EXERCISE
Read the data and repeat all of it exactly.

RECORDS FOR THE EXERCISE
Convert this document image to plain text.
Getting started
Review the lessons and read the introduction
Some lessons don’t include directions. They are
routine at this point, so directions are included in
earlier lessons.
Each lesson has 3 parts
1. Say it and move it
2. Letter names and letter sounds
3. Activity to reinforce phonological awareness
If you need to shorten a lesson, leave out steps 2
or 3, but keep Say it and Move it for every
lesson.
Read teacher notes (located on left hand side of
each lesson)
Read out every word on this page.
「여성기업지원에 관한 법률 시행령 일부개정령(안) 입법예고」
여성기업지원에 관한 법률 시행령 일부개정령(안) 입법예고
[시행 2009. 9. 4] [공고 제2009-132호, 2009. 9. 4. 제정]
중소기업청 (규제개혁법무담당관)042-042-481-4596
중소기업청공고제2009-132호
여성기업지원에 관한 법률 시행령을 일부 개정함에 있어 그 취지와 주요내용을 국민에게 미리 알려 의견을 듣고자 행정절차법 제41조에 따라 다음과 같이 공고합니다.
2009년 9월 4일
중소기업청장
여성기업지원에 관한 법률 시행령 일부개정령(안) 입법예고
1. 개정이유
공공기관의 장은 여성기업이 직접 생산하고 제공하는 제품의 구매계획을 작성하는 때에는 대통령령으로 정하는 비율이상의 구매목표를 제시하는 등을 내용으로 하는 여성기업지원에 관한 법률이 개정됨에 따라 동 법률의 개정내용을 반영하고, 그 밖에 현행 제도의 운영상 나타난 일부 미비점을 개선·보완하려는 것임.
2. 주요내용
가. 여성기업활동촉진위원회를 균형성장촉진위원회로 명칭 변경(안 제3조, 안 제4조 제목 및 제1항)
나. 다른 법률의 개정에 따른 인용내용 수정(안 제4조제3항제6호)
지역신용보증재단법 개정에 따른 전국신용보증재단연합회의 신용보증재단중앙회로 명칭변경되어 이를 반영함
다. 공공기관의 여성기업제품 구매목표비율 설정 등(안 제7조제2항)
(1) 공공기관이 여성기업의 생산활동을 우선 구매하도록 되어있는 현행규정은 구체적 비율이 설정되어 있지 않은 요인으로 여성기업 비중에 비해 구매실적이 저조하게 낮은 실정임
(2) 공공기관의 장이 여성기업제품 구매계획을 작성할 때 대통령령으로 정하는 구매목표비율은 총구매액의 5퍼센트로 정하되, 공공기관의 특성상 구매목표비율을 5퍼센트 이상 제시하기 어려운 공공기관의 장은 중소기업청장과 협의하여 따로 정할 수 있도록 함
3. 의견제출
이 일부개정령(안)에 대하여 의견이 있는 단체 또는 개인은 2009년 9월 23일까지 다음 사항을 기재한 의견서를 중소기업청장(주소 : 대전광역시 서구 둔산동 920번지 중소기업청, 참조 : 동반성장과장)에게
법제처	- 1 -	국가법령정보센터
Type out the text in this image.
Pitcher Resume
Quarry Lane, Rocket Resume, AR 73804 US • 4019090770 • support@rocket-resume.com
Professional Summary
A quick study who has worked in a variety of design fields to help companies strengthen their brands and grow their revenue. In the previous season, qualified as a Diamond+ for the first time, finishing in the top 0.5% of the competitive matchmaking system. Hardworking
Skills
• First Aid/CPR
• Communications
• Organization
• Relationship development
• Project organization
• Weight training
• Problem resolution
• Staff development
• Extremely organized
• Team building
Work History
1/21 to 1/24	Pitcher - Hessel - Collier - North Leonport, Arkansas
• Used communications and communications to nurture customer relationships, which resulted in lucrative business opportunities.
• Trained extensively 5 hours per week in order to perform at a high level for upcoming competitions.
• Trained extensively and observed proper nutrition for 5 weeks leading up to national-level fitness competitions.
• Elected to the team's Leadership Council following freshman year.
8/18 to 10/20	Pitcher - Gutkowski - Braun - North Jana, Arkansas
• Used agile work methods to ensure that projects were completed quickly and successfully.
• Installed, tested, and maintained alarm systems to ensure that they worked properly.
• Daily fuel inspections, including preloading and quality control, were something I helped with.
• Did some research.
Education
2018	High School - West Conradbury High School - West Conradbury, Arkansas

EXERCISE RESULT
Convert this document image to plain text.
Getting started
Review the lessons and read the introduction
Some lessons don’t include directions. They are
routine at this point, so directions are included in
earlier lessons.
Each lesson has 3 parts
1. Say it and move it
2. Letter names and letter sounds
3. Activity to reinforce phonological awareness
If you need to shorten a lesson, leave out steps 2
or 3, but keep Say it and Move it for every
lesson.
Read teacher notes (located on left hand side of
each lesson)
Read out every word on this page.
「여성기업지원에 관한 법률 시행령 일부개정령(안) 입법예고」
여성기업지원에 관한 법률 시행령 일부개정령(안) 입법예고
[시행 2009. 9. 4] [공고 제2009-132호, 2009. 9. 4. 제정]
중소기업청 (규제개혁법무담당관)042-042-481-4596
중소기업청공고제2009-132호
여성기업지원에 관한 법률 시행령을 일부 개정함에 있어 그 취지와 주요내용을 국민에게 미리 알려 의견을 듣고자 행정절차법 제41조에 따라 다음과 같이 공고합니다.
2009년 9월 4일
중소기업청장
여성기업지원에 관한 법률 시행령 일부개정령(안) 입법예고
1. 개정이유
공공기관의 장은 여성기업이 직접 생산하고 제공하는 제품의 구매계획을 작성하는 때에는 대통령령으로 정하는 비율이상의 구매목표를 제시하는 등을 내용으로 하는 여성기업지원에 관한 법률이 개정됨에 따라 동 법률의 개정내용을 반영하고, 그 밖에 현행 제도의 운영상 나타난 일부 미비점을 개선·보완하려는 것임.
2. 주요내용
가. 여성기업활동촉진위원회를 균형성장촉진위원회로 명칭 변경(안 제3조, 안 제4조 제목 및 제1항)
나. 다른 법률의 개정에 따른 인용내용 수정(안 제4조제3항제6호)
지역신용보증재단법 개정에 따른 전국신용보증재단연합회의 신용보증재단중앙회로 명칭변경되어 이를 반영함
다. 공공기관의 여성기업제품 구매목표비율 설정 등(안 제7조제2항)
(1) 공공기관이 여성기업의 생산활동을 우선 구매하도록 되어있는 현행규정은 구체적 비율이 설정되어 있지 않은 요인으로 여성기업 비중에 비해 구매실적이 저조하게 낮은 실정임
(2) 공공기관의 장이 여성기업제품 구매계획을 작성할 때 대통령령으로 정하는 구매목표비율은 총구매액의 5퍼센트로 정하되, 공공기관의 특성상 구매목표비율을 5퍼센트 이상 제시하기 어려운 공공기관의 장은 중소기업청장과 협의하여 따로 정할 수 있도록 함
3. 의견제출
이 일부개정령(안)에 대하여 의견이 있는 단체 또는 개인은 2009년 9월 23일까지 다음 사항을 기재한 의견서를 중소기업청장(주소 : 대전광역시 서구 둔산동 920번지 중소기업청, 참조 : 동반성장과장)에게
법제처	- 1 -	국가법령정보센터
Type out the text in this image.
Pitcher Resume
Quarry Lane, Rocket Resume, AR 73804 US • 4019090770 • support@rocket-resume.com
Professional Summary
A quick study who has worked in a variety of design fields to help companies strengthen their brands and grow their revenue. In the previous season, qualified as a Diamond+ for the first time, finishing in the top 0.5% of the competitive matchmaking system. Hardworking
Skills
• First Aid/CPR
• Communications
• Organization
• Relationship development
• Project organization
• Weight training
• Problem resolution
• Staff development
• Extremely organized
• Team building
Work History
1/21 to 1/24	Pitcher - Hessel - Collier - North Leonport, Arkansas
• Used communications and communications to nurture customer relationships, which resulted in lucrative business opportunities.
• Trained extensively 5 hours per week in order to perform at a high level for upcoming competitions.
• Trained extensively and observed proper nutrition for 5 weeks leading up to national-level fitness competitions.
• Elected to the team's Leadership Council following freshman year.
8/18 to 10/20	Pitcher - Gutkowski - Braun - North Jana, Arkansas
• Used agile work methods to ensure that projects were completed quickly and successfully.
• Installed, tested, and maintained alarm systems to ensure that they worked properly.
• Daily fuel inspections, including preloading and quality control, were something I helped with.
• Did some research.
Education
2018	High School - West Conradbury High School - West Conradbury, Arkansas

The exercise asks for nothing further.